── Material for this exercise
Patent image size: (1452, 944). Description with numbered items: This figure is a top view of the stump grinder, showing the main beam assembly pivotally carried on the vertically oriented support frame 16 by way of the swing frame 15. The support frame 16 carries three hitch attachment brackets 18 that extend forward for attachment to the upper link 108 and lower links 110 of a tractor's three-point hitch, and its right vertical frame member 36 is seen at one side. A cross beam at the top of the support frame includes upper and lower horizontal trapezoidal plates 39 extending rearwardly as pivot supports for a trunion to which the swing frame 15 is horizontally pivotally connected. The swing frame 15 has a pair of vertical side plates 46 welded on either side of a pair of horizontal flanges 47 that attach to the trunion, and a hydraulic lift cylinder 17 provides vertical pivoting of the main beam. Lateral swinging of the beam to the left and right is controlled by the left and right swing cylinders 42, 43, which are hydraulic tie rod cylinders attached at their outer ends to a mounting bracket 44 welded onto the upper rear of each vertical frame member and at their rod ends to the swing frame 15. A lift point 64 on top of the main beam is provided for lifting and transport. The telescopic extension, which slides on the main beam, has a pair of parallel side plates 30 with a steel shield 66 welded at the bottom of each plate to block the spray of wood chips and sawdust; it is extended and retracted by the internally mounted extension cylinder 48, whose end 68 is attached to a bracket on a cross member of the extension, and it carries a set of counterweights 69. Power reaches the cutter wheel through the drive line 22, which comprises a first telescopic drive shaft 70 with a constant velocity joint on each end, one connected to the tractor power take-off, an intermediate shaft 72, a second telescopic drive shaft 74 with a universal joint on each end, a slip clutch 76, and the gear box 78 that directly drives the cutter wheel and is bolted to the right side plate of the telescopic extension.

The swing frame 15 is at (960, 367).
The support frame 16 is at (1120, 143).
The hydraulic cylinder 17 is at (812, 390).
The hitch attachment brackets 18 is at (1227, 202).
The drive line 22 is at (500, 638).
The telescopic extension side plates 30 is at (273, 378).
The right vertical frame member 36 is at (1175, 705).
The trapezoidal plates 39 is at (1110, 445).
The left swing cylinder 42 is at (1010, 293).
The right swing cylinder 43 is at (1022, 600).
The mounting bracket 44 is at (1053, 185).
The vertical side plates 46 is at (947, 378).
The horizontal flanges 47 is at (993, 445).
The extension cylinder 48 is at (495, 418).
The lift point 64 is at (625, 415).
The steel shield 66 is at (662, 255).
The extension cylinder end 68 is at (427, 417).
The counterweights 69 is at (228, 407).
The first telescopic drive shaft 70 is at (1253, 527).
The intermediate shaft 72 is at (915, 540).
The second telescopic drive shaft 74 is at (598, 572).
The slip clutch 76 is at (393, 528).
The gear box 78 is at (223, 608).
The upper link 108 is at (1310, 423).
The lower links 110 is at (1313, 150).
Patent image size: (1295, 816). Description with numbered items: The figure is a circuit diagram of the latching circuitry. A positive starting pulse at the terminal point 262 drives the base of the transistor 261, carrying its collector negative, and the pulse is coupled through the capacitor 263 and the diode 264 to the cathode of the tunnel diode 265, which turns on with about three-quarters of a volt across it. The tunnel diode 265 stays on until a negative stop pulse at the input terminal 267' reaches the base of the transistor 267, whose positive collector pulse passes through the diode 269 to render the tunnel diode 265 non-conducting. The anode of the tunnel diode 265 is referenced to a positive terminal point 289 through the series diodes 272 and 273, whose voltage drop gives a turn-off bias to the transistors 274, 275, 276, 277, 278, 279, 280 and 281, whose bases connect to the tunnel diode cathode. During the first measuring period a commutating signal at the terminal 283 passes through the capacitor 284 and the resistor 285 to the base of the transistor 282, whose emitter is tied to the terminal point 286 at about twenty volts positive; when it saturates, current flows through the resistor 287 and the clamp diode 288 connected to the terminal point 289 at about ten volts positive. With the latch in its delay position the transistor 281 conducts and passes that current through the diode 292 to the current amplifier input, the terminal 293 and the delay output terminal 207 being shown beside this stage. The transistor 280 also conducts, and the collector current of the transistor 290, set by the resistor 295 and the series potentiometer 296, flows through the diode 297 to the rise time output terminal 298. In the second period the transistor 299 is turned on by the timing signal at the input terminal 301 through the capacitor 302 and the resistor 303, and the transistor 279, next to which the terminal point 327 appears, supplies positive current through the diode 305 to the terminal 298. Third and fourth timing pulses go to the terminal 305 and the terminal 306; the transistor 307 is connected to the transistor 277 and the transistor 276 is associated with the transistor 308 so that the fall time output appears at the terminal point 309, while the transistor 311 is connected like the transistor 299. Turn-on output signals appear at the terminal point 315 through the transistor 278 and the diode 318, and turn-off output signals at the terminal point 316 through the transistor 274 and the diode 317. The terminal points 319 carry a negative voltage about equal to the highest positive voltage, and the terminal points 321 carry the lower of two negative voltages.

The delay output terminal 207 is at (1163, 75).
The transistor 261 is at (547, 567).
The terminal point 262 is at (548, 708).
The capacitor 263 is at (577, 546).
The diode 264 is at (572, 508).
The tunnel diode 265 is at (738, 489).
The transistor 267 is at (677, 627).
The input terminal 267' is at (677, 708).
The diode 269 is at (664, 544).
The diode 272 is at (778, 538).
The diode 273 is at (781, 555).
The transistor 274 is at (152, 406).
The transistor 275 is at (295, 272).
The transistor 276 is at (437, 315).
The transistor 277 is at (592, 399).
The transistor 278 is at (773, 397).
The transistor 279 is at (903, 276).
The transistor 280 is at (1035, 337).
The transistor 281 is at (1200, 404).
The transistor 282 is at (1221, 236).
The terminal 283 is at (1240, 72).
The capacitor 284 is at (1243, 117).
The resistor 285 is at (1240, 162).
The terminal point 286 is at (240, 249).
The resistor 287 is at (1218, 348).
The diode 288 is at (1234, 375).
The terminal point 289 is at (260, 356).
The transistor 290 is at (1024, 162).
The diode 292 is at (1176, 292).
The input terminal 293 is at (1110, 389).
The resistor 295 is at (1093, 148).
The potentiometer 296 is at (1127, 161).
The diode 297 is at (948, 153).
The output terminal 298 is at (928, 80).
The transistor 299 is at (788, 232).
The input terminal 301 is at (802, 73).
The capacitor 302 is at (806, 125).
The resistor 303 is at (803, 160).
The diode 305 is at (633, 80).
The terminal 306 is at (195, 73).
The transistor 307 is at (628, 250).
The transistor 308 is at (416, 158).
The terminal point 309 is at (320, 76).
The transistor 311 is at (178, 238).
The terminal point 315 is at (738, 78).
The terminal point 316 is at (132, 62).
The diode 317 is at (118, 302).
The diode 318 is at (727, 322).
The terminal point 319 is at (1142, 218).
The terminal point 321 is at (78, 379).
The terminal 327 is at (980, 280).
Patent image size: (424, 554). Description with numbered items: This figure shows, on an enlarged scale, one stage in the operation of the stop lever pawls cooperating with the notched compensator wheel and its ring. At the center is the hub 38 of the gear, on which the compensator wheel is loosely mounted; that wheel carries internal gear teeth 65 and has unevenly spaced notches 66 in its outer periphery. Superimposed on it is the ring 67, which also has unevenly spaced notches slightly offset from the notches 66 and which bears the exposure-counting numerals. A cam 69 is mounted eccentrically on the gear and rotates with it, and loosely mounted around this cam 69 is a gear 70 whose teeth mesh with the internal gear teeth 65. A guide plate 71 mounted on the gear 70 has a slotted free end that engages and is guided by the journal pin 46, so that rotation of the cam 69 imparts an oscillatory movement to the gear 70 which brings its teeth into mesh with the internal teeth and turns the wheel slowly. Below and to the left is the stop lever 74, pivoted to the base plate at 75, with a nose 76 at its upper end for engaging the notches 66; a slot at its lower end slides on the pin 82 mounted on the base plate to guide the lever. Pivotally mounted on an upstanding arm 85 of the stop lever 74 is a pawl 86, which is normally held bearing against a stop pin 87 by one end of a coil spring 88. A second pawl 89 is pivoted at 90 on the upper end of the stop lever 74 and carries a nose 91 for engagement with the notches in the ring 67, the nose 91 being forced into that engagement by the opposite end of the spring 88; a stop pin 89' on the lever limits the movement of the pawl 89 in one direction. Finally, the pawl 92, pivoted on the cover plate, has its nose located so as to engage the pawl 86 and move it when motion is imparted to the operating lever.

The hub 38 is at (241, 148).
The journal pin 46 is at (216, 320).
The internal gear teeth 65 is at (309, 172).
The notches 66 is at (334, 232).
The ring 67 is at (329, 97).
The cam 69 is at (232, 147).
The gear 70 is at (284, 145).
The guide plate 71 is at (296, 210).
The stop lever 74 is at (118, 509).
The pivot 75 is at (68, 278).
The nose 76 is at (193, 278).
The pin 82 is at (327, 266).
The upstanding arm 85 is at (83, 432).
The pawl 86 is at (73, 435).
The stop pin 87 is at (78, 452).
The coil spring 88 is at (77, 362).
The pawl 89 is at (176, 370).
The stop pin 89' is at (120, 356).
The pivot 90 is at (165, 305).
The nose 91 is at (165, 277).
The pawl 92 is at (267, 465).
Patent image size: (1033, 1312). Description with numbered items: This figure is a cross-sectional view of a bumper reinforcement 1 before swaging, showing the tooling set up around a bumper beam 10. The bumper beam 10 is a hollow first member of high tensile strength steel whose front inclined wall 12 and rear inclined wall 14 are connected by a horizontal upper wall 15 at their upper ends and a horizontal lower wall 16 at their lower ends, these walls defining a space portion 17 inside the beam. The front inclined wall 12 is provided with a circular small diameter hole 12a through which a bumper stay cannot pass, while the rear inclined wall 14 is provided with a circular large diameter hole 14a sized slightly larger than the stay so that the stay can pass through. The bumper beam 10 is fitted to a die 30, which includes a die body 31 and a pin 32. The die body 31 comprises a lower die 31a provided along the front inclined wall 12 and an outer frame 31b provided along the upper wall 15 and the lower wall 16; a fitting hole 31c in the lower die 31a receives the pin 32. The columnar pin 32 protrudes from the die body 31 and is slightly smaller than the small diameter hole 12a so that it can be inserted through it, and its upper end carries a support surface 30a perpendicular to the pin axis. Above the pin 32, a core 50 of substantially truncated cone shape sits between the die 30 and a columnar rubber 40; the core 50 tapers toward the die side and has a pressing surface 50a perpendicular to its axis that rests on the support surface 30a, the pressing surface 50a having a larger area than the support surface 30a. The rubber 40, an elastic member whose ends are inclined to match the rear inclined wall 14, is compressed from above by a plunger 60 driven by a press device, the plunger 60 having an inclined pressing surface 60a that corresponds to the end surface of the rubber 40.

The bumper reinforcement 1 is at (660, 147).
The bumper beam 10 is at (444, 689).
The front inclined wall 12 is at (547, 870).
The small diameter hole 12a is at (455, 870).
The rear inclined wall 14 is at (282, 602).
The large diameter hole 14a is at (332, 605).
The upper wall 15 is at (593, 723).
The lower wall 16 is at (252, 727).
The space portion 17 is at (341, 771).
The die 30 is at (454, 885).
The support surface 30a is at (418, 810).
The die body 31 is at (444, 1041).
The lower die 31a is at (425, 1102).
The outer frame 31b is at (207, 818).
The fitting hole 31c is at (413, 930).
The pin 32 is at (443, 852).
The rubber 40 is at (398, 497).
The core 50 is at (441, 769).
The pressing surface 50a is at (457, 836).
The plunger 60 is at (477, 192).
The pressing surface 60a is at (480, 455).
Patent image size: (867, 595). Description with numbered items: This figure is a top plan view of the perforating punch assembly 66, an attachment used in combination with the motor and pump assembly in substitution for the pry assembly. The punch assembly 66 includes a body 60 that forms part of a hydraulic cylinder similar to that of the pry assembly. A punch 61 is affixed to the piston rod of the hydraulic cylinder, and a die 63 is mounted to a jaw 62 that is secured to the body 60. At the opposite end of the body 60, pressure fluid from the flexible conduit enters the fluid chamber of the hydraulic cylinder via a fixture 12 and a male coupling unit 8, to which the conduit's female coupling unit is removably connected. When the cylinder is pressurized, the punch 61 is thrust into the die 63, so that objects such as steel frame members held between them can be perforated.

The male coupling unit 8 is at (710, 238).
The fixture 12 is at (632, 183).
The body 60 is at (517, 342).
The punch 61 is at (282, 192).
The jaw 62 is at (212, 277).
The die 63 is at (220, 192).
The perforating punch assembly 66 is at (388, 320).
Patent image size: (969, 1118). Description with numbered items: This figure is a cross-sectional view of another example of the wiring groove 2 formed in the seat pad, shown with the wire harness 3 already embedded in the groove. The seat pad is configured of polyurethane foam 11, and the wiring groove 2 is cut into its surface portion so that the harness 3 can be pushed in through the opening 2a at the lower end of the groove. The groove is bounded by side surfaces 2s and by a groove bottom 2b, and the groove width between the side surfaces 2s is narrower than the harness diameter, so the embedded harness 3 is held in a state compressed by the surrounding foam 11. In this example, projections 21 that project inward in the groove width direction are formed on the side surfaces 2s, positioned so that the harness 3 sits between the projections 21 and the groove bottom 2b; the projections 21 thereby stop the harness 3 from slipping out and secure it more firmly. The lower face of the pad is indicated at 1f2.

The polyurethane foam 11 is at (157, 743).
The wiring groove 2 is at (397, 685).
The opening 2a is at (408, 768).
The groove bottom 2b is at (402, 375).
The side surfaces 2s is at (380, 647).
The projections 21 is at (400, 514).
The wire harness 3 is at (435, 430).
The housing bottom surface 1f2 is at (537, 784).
────
Work to do: Identify every line in the records above that contains the word "male", and copy each of those lines.

The result:
Patent image size: (867, 595). Description with numbered items: This figure is a top plan view of the perforating punch assembly 66, an attachment used in combination with the motor and pump assembly in substitution for the pry assembly. The punch assembly 66 includes a body 60 that forms part of a hydraulic cylinder similar to that of the pry assembly. A punch 61 is affixed to the piston rod of the hydraulic cylinder, and a die 63 is mounted to a jaw 62 that is secured to the body 60. At the opposite end of the body 60, pressure fluid from the flexible conduit enters the fluid chamber of the hydraulic cylinder via a fixture 12 and a male coupling unit 8, to which the conduit's female coupling unit is removably connected. When the cylinder is pressurized, the punch 61 is thrust into the die 63, so that objects such as steel frame members held between them can be perforated.
The male coupling unit 8 is at (710, 238).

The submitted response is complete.